[TASK]
Pull out each line of the listing below that contains the word "Castanhal", copying those lines as they appear.

Element boundary records:

_____

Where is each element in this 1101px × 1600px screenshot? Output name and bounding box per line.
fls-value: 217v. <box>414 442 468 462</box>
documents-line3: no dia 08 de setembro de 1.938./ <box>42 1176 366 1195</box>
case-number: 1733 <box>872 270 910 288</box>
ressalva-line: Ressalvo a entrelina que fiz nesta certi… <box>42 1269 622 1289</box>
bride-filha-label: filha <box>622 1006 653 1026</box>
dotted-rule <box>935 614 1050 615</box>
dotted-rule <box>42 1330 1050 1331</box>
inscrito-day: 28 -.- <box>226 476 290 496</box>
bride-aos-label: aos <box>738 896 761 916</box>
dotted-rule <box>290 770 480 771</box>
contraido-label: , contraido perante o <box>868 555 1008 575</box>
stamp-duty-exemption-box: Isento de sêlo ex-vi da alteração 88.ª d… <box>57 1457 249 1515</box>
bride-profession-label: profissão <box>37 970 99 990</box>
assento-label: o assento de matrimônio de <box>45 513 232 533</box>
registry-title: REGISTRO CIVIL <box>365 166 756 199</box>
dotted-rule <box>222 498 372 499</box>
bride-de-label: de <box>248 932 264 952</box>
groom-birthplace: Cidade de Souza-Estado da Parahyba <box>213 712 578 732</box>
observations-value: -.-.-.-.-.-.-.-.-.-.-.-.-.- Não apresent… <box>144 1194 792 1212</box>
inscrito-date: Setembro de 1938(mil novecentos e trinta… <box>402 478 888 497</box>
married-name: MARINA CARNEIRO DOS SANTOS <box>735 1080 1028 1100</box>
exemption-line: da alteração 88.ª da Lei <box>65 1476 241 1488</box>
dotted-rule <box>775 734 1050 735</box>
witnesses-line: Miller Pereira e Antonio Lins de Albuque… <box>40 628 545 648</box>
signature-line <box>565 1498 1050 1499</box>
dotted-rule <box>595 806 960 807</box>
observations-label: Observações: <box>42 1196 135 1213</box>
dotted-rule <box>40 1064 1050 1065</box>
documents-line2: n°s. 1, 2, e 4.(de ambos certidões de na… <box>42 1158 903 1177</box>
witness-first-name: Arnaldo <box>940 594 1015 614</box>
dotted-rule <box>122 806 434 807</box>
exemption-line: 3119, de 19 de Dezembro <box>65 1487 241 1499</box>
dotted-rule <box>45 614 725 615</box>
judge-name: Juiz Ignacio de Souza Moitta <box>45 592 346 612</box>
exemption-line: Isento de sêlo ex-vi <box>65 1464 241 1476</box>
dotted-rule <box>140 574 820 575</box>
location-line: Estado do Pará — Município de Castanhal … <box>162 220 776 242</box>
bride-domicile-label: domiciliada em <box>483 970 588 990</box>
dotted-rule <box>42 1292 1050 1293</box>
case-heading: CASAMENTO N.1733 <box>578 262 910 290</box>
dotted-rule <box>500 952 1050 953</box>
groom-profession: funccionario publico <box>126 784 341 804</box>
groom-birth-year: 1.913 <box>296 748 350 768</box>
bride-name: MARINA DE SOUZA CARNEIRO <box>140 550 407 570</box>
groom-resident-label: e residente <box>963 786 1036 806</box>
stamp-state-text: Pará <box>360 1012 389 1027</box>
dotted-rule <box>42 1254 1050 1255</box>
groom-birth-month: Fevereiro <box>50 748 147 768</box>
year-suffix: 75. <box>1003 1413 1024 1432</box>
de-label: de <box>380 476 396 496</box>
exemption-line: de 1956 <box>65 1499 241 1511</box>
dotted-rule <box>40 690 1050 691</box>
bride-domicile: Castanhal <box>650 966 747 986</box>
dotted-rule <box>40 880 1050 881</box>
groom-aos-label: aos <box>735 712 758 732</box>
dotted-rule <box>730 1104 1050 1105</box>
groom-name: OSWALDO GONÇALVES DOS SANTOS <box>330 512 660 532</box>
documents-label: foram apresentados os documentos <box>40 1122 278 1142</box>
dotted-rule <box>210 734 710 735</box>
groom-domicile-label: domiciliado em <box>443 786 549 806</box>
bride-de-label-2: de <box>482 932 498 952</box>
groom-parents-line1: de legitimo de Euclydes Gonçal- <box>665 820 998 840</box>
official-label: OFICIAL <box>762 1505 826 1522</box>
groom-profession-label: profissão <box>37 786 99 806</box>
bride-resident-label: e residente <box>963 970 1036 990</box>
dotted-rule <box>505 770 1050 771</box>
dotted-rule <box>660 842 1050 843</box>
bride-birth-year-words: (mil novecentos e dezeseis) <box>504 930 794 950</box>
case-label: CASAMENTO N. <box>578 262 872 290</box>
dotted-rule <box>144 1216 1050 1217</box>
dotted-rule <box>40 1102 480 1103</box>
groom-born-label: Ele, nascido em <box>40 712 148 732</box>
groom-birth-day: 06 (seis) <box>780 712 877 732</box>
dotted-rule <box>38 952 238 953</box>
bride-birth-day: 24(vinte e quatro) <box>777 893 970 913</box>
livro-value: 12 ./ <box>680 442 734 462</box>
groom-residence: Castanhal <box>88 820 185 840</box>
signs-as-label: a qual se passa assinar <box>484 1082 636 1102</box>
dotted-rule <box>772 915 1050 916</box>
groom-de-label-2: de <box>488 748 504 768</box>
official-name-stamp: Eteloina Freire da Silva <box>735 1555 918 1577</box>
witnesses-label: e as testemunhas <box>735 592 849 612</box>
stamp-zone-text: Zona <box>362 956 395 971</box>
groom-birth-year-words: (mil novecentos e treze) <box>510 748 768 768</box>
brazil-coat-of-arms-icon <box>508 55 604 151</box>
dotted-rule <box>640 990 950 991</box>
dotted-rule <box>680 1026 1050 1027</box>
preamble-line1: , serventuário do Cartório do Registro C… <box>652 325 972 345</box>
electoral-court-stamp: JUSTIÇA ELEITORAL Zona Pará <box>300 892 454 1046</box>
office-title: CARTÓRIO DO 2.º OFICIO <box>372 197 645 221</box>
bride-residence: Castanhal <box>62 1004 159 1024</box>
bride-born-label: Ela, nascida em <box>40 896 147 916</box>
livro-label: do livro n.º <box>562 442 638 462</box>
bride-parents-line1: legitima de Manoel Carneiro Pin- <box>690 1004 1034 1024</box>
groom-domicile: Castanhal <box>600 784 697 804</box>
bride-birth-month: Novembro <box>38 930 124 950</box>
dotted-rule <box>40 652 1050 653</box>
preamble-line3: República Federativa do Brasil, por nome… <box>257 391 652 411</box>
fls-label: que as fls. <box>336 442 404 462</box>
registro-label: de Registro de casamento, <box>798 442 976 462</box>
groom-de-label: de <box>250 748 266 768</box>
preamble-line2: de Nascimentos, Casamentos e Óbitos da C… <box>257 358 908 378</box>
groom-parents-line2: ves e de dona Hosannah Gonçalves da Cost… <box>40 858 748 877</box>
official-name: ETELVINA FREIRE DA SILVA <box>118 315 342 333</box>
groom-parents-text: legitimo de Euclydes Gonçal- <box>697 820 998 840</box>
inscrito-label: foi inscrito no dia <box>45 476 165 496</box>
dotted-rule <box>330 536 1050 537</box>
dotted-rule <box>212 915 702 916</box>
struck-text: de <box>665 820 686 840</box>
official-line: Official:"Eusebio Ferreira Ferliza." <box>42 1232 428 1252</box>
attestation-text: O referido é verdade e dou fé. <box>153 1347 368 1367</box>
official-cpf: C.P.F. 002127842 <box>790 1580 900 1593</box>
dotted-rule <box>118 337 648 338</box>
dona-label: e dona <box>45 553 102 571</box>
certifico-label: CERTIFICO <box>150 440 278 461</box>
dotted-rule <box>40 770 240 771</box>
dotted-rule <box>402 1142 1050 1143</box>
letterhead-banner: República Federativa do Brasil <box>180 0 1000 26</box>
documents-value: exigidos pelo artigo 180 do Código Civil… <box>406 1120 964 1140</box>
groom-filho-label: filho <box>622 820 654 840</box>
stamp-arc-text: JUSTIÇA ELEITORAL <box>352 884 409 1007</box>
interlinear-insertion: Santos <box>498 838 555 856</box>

_____

[RESPONSE TO THIS TASK]
location-line: Estado do Pará — Município de Castanhal … <box>162 220 776 242</box>
bride-domicile: Castanhal <box>650 966 747 986</box>
groom-residence: Castanhal <box>88 820 185 840</box>
bride-residence: Castanhal <box>62 1004 159 1024</box>
groom-domicile: Castanhal <box>600 784 697 804</box>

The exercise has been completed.